§ Dataset content
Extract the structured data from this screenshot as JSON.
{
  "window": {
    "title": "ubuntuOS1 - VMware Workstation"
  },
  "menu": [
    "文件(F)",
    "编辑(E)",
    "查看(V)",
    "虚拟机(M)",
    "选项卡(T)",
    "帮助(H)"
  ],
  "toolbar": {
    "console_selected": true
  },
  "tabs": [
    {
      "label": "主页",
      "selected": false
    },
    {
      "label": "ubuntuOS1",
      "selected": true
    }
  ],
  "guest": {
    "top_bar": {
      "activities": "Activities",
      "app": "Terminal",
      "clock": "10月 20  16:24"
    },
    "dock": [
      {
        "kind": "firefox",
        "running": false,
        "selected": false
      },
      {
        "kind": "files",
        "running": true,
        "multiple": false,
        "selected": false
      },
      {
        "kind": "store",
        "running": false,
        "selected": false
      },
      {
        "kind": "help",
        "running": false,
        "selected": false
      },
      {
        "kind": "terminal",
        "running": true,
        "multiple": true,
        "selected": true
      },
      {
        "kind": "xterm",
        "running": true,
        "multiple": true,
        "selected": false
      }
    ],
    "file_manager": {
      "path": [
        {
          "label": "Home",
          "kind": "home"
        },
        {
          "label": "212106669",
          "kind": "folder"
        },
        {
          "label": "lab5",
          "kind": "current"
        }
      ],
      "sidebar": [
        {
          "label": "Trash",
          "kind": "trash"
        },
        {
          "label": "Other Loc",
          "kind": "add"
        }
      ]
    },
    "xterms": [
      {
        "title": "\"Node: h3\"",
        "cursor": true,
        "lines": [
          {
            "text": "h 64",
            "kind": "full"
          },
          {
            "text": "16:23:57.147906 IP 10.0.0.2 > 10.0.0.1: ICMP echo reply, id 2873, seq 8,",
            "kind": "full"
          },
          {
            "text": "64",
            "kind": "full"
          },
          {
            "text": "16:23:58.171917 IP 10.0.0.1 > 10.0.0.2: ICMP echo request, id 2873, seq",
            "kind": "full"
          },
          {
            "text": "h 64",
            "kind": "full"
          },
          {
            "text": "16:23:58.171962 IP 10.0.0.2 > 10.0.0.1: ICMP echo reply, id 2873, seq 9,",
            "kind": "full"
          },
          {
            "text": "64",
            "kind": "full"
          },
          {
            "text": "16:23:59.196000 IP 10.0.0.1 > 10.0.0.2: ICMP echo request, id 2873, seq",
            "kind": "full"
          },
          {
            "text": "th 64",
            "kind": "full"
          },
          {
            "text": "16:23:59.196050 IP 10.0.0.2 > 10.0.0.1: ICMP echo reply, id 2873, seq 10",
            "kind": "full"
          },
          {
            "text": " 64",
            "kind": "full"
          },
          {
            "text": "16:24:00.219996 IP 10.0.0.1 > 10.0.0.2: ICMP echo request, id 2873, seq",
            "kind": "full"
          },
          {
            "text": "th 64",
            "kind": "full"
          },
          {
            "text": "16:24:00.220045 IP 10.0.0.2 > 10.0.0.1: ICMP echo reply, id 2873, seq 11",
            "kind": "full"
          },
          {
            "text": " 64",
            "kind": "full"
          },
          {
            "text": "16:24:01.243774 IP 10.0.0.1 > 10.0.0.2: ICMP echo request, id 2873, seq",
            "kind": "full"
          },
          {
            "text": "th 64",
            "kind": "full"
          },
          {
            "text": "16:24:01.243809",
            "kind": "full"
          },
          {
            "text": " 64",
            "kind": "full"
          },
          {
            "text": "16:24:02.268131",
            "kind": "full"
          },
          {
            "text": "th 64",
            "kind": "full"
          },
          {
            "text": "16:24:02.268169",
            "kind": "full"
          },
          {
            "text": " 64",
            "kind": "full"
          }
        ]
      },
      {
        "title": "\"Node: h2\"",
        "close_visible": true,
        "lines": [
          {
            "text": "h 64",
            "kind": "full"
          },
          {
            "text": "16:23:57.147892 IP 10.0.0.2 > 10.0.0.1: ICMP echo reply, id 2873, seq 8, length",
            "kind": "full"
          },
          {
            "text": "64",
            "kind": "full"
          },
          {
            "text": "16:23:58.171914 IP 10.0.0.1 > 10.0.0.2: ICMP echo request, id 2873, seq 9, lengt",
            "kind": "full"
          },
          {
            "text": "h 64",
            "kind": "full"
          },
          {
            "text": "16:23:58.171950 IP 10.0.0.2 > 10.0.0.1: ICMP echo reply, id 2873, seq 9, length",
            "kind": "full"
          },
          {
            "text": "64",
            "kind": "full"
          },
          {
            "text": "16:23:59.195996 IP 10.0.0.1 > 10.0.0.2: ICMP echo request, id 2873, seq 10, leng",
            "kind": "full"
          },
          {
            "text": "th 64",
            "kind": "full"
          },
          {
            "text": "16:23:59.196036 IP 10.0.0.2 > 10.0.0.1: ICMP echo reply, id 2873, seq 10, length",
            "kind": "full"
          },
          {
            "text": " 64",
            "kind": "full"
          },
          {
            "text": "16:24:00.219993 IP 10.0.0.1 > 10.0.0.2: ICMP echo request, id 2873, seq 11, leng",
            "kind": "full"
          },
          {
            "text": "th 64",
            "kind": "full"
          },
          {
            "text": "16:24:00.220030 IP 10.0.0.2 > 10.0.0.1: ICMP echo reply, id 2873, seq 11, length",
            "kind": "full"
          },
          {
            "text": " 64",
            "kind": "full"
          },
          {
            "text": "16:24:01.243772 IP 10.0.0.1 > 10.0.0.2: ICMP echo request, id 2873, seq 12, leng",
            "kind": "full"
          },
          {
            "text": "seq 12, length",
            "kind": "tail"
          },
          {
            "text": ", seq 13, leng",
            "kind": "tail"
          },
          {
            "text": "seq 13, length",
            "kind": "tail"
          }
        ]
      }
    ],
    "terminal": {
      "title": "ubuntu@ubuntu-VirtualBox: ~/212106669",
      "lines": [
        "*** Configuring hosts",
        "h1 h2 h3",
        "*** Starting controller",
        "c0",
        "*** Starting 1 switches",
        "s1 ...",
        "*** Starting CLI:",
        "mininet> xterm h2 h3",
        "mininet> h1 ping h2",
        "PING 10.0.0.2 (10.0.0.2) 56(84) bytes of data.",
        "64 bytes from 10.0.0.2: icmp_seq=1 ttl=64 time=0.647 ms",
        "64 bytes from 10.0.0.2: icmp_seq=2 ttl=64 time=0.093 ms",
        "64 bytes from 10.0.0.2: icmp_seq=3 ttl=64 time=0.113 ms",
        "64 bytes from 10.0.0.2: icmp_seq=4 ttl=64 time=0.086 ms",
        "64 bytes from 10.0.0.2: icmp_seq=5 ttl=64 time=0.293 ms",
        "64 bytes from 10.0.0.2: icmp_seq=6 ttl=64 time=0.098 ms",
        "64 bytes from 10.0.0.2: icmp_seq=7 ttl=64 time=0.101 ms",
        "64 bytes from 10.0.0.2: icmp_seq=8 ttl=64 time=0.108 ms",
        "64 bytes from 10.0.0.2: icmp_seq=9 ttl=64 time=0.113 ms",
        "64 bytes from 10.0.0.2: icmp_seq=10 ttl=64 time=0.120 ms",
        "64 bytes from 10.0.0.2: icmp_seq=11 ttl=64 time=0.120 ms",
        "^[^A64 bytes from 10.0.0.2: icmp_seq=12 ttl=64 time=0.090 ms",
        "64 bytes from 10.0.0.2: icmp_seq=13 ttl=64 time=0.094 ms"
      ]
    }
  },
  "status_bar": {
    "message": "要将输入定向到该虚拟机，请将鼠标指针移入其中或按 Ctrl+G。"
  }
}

§ Job
Print back all the lines verbatim.

§ Task result
Extract the structured data from this screenshot as JSON.
{
  "window": {
    "title": "ubuntuOS1 - VMware Workstation"
  },
  "menu": [
    "文件(F)",
    "编辑(E)",
    "查看(V)",
    "虚拟机(M)",
    "选项卡(T)",
    "帮助(H)"
  ],
  "toolbar": {
    "console_selected": true
  },
  "tabs": [
    {
      "label": "主页",
      "selected": false
    },
    {
      "label": "ubuntuOS1",
      "selected": true
    }
  ],
  "guest": {
    "top_bar": {
      "activities": "Activities",
      "app": "Terminal",
      "clock": "10月 20  16:24"
    },
    "dock": [
      {
        "kind": "firefox",
        "running": false,
        "selected": false
      },
      {
        "kind": "files",
        "running": true,
        "multiple": false,
        "selected": false
      },
      {
        "kind": "store",
        "running": false,
        "selected": false
      },
      {
        "kind": "help",
        "running": false,
        "selected": false
      },
      {
        "kind": "terminal",
        "running": true,
        "multiple": true,
        "selected": true
      },
      {
        "kind": "xterm",
        "running": true,
        "multiple": true,
        "selected": false
      }
    ],
    "file_manager": {
      "path": [
        {
          "label": "Home",
          "kind": "home"
        },
        {
          "label": "212106669",
          "kind": "folder"
        },
        {
          "label": "lab5",
          "kind": "current"
        }
      ],
      "sidebar": [
        {
          "label": "Trash",
          "kind": "trash"
        },
        {
          "label": "Other Loc",
          "kind": "add"
        }
      ]
    },
    "xterms": [
      {
        "title": "\"Node: h3\"",
        "cursor": true,
        "lines": [
          {
            "text": "h 64",
            "kind": "full"
          },
          {
            "text": "16:23:57.147906 IP 10.0.0.2 > 10.0.0.1: ICMP echo reply, id 2873, seq 8,",
            "kind": "full"
          },
          {
            "text": "64",
            "kind": "full"
          },
          {
            "text": "16:23:58.171917 IP 10.0.0.1 > 10.0.0.2: ICMP echo request, id 2873, seq",
            "kind": "full"
          },
          {
            "text": "h 64",
            "kind": "full"
          },
          {
            "text": "16:23:58.171962 IP 10.0.0.2 > 10.0.0.1: ICMP echo reply, id 2873, seq 9,",
            "kind": "full"
          },
          {
            "text": "64",
            "kind": "full"
          },
          {
            "text": "16:23:59.196000 IP 10.0.0.1 > 10.0.0.2: ICMP echo request, id 2873, seq",
            "kind": "full"
          },
          {
            "text": "th 64",
            "kind": "full"
          },
          {
            "text": "16:23:59.196050 IP 10.0.0.2 > 10.0.0.1: ICMP echo reply, id 2873, seq 10",
            "kind": "full"
          },
          {
            "text": " 64",
            "kind": "full"
          },
          {
            "text": "16:24:00.219996 IP 10.0.0.1 > 10.0.0.2: ICMP echo request, id 2873, seq",
            "kind": "full"
          },
          {
            "text": "th 64",
            "kind": "full"
          },
          {
            "text": "16:24:00.220045 IP 10.0.0.2 > 10.0.0.1: ICMP echo reply, id 2873, seq 11",
            "kind": "full"
          },
          {
            "text": " 64",
            "kind": "full"
          },
          {
            "text": "16:24:01.243774 IP 10.0.0.1 > 10.0.0.2: ICMP echo request, id 2873, seq",
            "kind": "full"
          },
          {
            "text": "th 64",
            "kind": "full"
          },
          {
            "text": "16:24:01.243809",
            "kind": "full"
          },
          {
            "text": " 64",
            "kind": "full"
          },
          {
            "text": "16:24:02.268131",
            "kind": "full"
          },
          {
            "text": "th 64",
            "kind": "full"
          },
          {
            "text": "16:24:02.268169",
            "kind": "full"
          },
          {
            "text": " 64",
            "kind": "full"
          }
        ]
      },
      {
        "title": "\"Node: h2\"",
        "close_visible": true,
        "lines": [
          {
            "text": "h 64",
            "kind": "full"
          },
          {
            "text": "16:23:57.147892 IP 10.0.0.2 > 10.0.0.1: ICMP echo reply, id 2873, seq 8, length",
            "kind": "full"
          },
          {
            "text": "64",
            "kind": "full"
          },
          {
            "text": "16:23:58.171914 IP 10.0.0.1 > 10.0.0.2: ICMP echo request, id 2873, seq 9, lengt",
            "kind": "full"
          },
          {
            "text": "h 64",
            "kind": "full"
          },
          {
            "text": "16:23:58.171950 IP 10.0.0.2 > 10.0.0.1: ICMP echo reply, id 2873, seq 9, length",
            "kind": "full"
          },
          {
            "text": "64",
            "kind": "full"
          },
          {
            "text": "16:23:59.195996 IP 10.0.0.1 > 10.0.0.2: ICMP echo request, id 2873, seq 10, leng",
            "kind": "full"
          },
          {
            "text": "th 64",
            "kind": "full"
          },
          {
            "text": "16:23:59.196036 IP 10.0.0.2 > 10.0.0.1: ICMP echo reply, id 2873, seq 10, length",
            "kind": "full"
          },
          {
            "text": " 64",
            "kind": "full"
          },
          {
            "text": "16:24:00.219993 IP 10.0.0.1 > 10.0.0.2: ICMP echo request, id 2873, seq 11, leng",
            "kind": "full"
          },
          {
            "text": "th 64",
            "kind": "full"
          },
          {
            "text": "16:24:00.220030 IP 10.0.0.2 > 10.0.0.1: ICMP echo reply, id 2873, seq 11, length",
            "kind": "full"
          },
          {
            "text": " 64",
            "kind": "full"
          },
          {
            "text": "16:24:01.243772 IP 10.0.0.1 > 10.0.0.2: ICMP echo request, id 2873, seq 12, leng",
            "kind": "full"
          },
          {
            "text": "seq 12, length",
            "kind": "tail"
          },
          {
            "text": ", seq 13, leng",
            "kind": "tail"
          },
          {
            "text": "seq 13, length",
            "kind": "tail"
          }
        ]
      }
    ],
    "terminal": {
      "title": "ubuntu@ubuntu-VirtualBox: ~/212106669",
      "lines": [
        "*** Configuring hosts",
        "h1 h2 h3",
        "*** Starting controller",
        "c0",
        "*** Starting 1 switches",
        "s1 ...",
        "*** Starting CLI:",
        "mininet> xterm h2 h3",
        "mininet> h1 ping h2",
        "PING 10.0.0.2 (10.0.0.2) 56(84) bytes of data.",
        "64 bytes from 10.0.0.2: icmp_seq=1 ttl=64 time=0.647 ms",
        "64 bytes from 10.0.0.2: icmp_seq=2 ttl=64 time=0.093 ms",
        "64 bytes from 10.0.0.2: icmp_seq=3 ttl=64 time=0.113 ms",
        "64 bytes from 10.0.0.2: icmp_seq=4 ttl=64 time=0.086 ms",
        "64 bytes from 10.0.0.2: icmp_seq=5 ttl=64 time=0.293 ms",
        "64 bytes from 10.0.0.2: icmp_seq=6 ttl=64 time=0.098 ms",
        "64 bytes from 10.0.0.2: icmp_seq=7 ttl=64 time=0.101 ms",
        "64 bytes from 10.0.0.2: icmp_seq=8 ttl=64 time=0.108 ms",
        "64 bytes from 10.0.0.2: icmp_seq=9 ttl=64 time=0.113 ms",
        "64 bytes from 10.0.0.2: icmp_seq=10 ttl=64 time=0.120 ms",
        "64 bytes from 10.0.0.2: icmp_seq=11 ttl=64 time=0.120 ms",
        "^[^A64 bytes from 10.0.0.2: icmp_seq=12 ttl=64 time=0.090 ms",
        "64 bytes from 10.0.0.2: icmp_seq=13 ttl=64 time=0.094 ms"
      ]
    }
  },
  "status_bar": {
    "message": "要将输入定向到该虚拟机，请将鼠标指针移入其中或按 Ctrl+G。"
  }
}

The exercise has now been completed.